Task instructions - An exact restatement of the entire listing is needed, excluding all images.
BEGIN
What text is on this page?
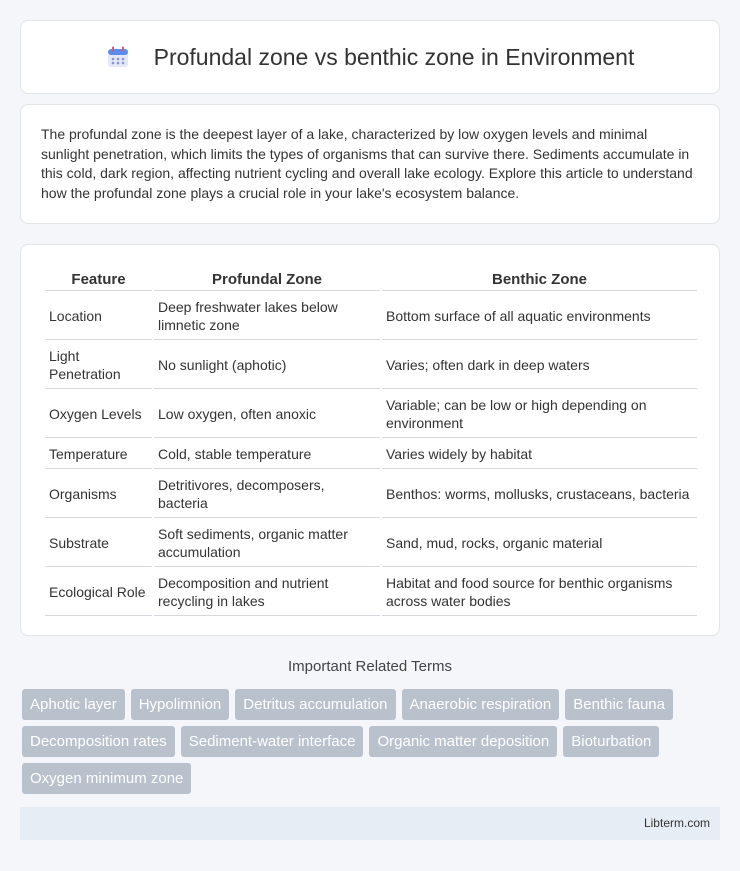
Profundal zone vs benthic zone in Environment

The profundal zone is the deepest layer of a lake, characterized by low oxygen levels and minimal sunlight penetration, which limits the types of organisms that can survive there. Sediments accumulate in this cold, dark region, affecting nutrient cycling and overall lake ecology. Explore this article to understand how the profundal zone plays a crucial role in your lake's ecosystem balance.

Feature	Profundal Zone	Benthic Zone
Location	Deep freshwater lakes below limnetic zone	Bottom surface of all aquatic environments
Light Penetration	No sunlight (aphotic)	Varies; often dark in deep waters
Oxygen Levels	Low oxygen, often anoxic	Variable; can be low or high depending on environment
Temperature	Cold, stable temperature	Varies widely by habitat
Organisms	Detritivores, decomposers, bacteria	Benthos: worms, mollusks, crustaceans, bacteria
Substrate	Soft sediments, organic matter accumulation	Sand, mud, rocks, organic material
Ecological Role	Decomposition and nutrient recycling in lakes	Habitat and food source for benthic organisms across water bodies
Important Related Terms
Aphotic layer	Hypolimnion	Detritus accumulation	Anaerobic respiration	Benthic fauna
Decomposition rates	Sediment-water interface	Organic matter deposition	Bioturbation
Oxygen minimum zone
Libterm.com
END
Written response -
What text is on this page?
Profundal zone vs benthic zone in Environment

The profundal zone is the deepest layer of a lake, characterized by low oxygen levels and minimal sunlight penetration, which limits the types of organisms that can survive there. Sediments accumulate in this cold, dark region, affecting nutrient cycling and overall lake ecology. Explore this article to understand how the profundal zone plays a crucial role in your lake's ecosystem balance.

Feature	Profundal Zone	Benthic Zone
Location	Deep freshwater lakes below limnetic zone	Bottom surface of all aquatic environments
Light Penetration	No sunlight (aphotic)	Varies; often dark in deep waters
Oxygen Levels	Low oxygen, often anoxic	Variable; can be low or high depending on environment
Temperature	Cold, stable temperature	Varies widely by habitat
Organisms	Detritivores, decomposers, bacteria	Benthos: worms, mollusks, crustaceans, bacteria
Substrate	Soft sediments, organic matter accumulation	Sand, mud, rocks, organic material
Ecological Role	Decomposition and nutrient recycling in lakes	Habitat and food source for benthic organisms across water bodies
Important Related Terms
Aphotic layer	Hypolimnion	Detritus accumulation	Anaerobic respiration	Benthic fauna
Decomposition rates	Sediment-water interface	Organic matter deposition	Bioturbation
Oxygen minimum zone
Libterm.com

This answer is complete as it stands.